New Federal Law Strengthens Job Skills for Foster Youth

Howard Davidson

The views expressed herein have not been approved by the House of Delegates or the Board of Governors of the American Bar Association, and accordingly, should not be construed as representing the policy of the American Bar Association.

Youth who are in or have left foster care now have new federal priority for job training services. The Workforce Innovation and Opportunity Act (WIOA), P.L.113-128, was enacted on July 22, 2014 and takes effect on July 1, 2015.

This law helps job seekers and workers access employment, education, training, and support services to succeed in the labor market. It matches employers with skilled workers needed to compete in the global economy. Congress passed WIOA, the first legislative reform of the public workforce system in more than 15 years, by a wide bipartisan majority. The Act affects how states conduct their federally funded Workforce Development Programs.

The WIOA expands youth employment program services for out-of-school youth. Local areas must increase the percentage of youth formula funds used to serve out-of-school youth to 75 percent from 30 percent under current law. The Act also removes service income eligibility requirements for most out-of-school youth and raises the eligible age for such youth to include the 16 through 24 age group.

**Information shown**
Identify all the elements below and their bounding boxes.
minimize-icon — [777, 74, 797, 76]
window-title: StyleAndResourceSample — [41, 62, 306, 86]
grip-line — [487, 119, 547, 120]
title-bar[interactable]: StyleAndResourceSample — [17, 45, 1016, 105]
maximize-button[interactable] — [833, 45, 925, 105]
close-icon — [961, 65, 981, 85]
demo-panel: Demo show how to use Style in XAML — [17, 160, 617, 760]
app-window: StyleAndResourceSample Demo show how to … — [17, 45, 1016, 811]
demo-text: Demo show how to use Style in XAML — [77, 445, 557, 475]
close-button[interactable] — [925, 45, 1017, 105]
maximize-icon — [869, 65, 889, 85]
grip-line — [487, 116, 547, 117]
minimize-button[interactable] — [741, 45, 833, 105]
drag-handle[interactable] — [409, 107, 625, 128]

**Task description**
Repeat word for word the passage of the article on job training for foster youth, starting with "The views expressed" and going on through "American Bar Association.".

**Answer space**
The views expressed herein have not been approved by the House of Delegates or the Board of Governors of the American Bar Association, and accordingly, should not be construed as representing the policy of the American Bar Association.